- **Work required**:
Return the records that follow, matching each one exactly.
--- begin Record extracts ---
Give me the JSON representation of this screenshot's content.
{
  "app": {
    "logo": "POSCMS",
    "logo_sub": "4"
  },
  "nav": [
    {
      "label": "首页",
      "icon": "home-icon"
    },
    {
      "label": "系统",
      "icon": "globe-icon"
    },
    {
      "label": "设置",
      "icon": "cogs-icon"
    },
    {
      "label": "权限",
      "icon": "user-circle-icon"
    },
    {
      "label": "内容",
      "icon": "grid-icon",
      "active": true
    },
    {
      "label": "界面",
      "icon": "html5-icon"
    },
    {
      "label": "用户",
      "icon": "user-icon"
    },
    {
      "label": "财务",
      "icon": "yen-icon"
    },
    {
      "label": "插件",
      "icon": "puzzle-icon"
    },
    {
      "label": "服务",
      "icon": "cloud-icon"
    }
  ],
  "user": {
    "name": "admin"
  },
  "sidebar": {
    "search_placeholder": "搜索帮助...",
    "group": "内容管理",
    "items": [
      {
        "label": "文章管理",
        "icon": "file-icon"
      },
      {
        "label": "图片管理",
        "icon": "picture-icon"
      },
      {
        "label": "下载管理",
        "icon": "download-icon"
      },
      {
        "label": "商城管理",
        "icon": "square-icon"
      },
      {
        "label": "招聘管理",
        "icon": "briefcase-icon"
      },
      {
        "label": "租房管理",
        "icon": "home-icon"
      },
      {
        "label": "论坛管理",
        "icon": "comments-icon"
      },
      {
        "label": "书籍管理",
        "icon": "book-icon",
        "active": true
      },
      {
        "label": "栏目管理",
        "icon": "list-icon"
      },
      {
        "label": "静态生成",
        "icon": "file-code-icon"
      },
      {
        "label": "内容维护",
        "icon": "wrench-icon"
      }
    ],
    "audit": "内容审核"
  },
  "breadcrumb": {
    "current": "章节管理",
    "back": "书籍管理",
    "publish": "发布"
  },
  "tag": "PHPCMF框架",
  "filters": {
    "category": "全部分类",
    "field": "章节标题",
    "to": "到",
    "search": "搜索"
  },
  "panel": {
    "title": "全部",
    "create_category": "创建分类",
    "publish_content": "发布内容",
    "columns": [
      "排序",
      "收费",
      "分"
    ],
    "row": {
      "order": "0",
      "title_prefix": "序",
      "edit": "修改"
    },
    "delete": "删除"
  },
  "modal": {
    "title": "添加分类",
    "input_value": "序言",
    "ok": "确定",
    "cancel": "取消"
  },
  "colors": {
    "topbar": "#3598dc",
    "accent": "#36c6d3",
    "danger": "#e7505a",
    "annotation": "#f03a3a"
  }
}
--- end Record extracts ---
- **Result**:
Give me the JSON representation of this screenshot's content.
{
  "app": {
    "logo": "POSCMS",
    "logo_sub": "4"
  },
  "nav": [
    {
      "label": "首页",
      "icon": "home-icon"
    },
    {
      "label": "系统",
      "icon": "globe-icon"
    },
    {
      "label": "设置",
      "icon": "cogs-icon"
    },
    {
      "label": "权限",
      "icon": "user-circle-icon"
    },
    {
      "label": "内容",
      "icon": "grid-icon",
      "active": true
    },
    {
      "label": "界面",
      "icon": "html5-icon"
    },
    {
      "label": "用户",
      "icon": "user-icon"
    },
    {
      "label": "财务",
      "icon": "yen-icon"
    },
    {
      "label": "插件",
      "icon": "puzzle-icon"
    },
    {
      "label": "服务",
      "icon": "cloud-icon"
    }
  ],
  "user": {
    "name": "admin"
  },
  "sidebar": {
    "search_placeholder": "搜索帮助...",
    "group": "内容管理",
    "items": [
      {
        "label": "文章管理",
        "icon": "file-icon"
      },
      {
        "label": "图片管理",
        "icon": "picture-icon"
      },
      {
        "label": "下载管理",
        "icon": "download-icon"
      },
      {
        "label": "商城管理",
        "icon": "square-icon"
      },
      {
        "label": "招聘管理",
        "icon": "briefcase-icon"
      },
      {
        "label": "租房管理",
        "icon": "home-icon"
      },
      {
        "label": "论坛管理",
        "icon": "comments-icon"
      },
      {
        "label": "书籍管理",
        "icon": "book-icon",
        "active": true
      },
      {
        "label": "栏目管理",
        "icon": "list-icon"
      },
      {
        "label": "静态生成",
        "icon": "file-code-icon"
      },
      {
        "label": "内容维护",
        "icon": "wrench-icon"
      }
    ],
    "audit": "内容审核"
  },
  "breadcrumb": {
    "current": "章节管理",
    "back": "书籍管理",
    "publish": "发布"
  },
  "tag": "PHPCMF框架",
  "filters": {
    "category": "全部分类",
    "field": "章节标题",
    "to": "到",
    "search": "搜索"
  },
  "panel": {
    "title": "全部",
    "create_category": "创建分类",
    "publish_content": "发布内容",
    "columns": [
      "排序",
      "收费",
      "分"
    ],
    "row": {
      "order": "0",
      "title_prefix": "序",
      "edit": "修改"
    },
    "delete": "删除"
  },
  "modal": {
    "title": "添加分类",
    "input_value": "序言",
    "ok": "确定",
    "cancel": "取消"
  },
  "colors": {
    "topbar": "#3598dc",
    "accent": "#36c6d3",
    "danger": "#e7505a",
    "annotation": "#f03a3a"
  }
}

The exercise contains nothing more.